--- start ---

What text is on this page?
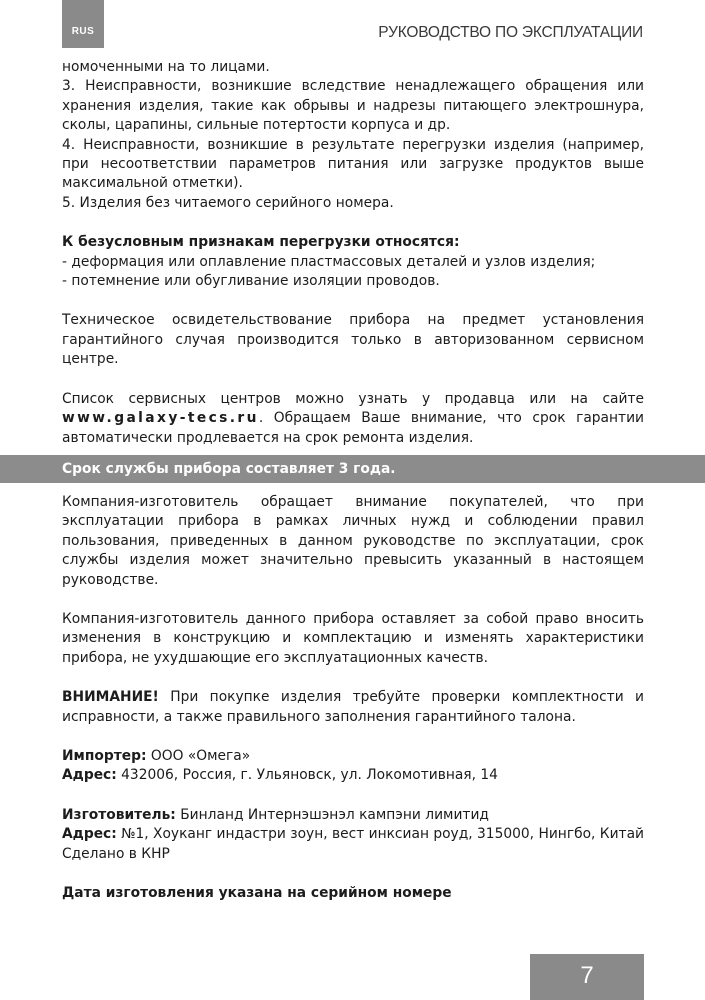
RUS	РУКОВОДСТВО ПО ЭКСПЛУАТАЦИИ

номоченными на то лицами.

3. Неисправности, возникшие вследствие ненадлежащего обращения или хранения изделия, такие как обрывы и надрезы питающего электрошнура, сколы, царапины, сильные потертости корпуса и др.

4. Неисправности, возникшие в результате перегрузки изделия (например, при несоответствии параметров питания или загрузке продуктов выше максимальной отметки).

5. Изделия без читаемого серийного номера.

К безусловным признакам перегрузки относятся:

- деформация или оплавление пластмассовых деталей и узлов изделия;

- потемнение или обугливание изоляции проводов.

Техническое освидетельствование прибора на предмет установления гарантийного случая производится только в авторизованном сервисном центре.

Список сервисных центров можно узнать у продавца или на сайте www.galaxy-tecs.ru. Обращаем Ваше внимание, что срок гарантии автоматически продлевается на срок ремонта изделия.

Срок службы прибора составляет 3 года.

Компания-изготовитель обращает внимание покупателей, что при эксплуатации прибора в рамках личных нужд и соблюдении правил пользования, приведенных в данном руководстве по эксплуатации, срок службы изделия может значительно превысить указанный в настоящем руководстве.

Компания-изготовитель данного прибора оставляет за собой право вносить изменения в конструкцию и комплектацию и изменять характеристики прибора, не ухудшающие его эксплуатационных качеств.

ВНИМАНИЕ! При покупке изделия требуйте проверки комплектности и исправности, а также правильного заполнения гарантийного талона.

Импортер: ООО «Омега»

Адрес: 432006, Россия, г. Ульяновск, ул. Локомотивная, 14

Изготовитель: Бинланд Интернэшэнэл кампэни лимитид

Адрес: №1, Хоуканг индастри зоун, вест инксиан роуд, 315000, Нингбо, Китай

Сделано в КНР

Дата изготовления указана на серийном номере

7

--- end ---

EXERCISE DETAILS - Determine how many lines above contain "перегрузки" as a word or string. Give the number alone.

WRITTEN SOLUTION - 2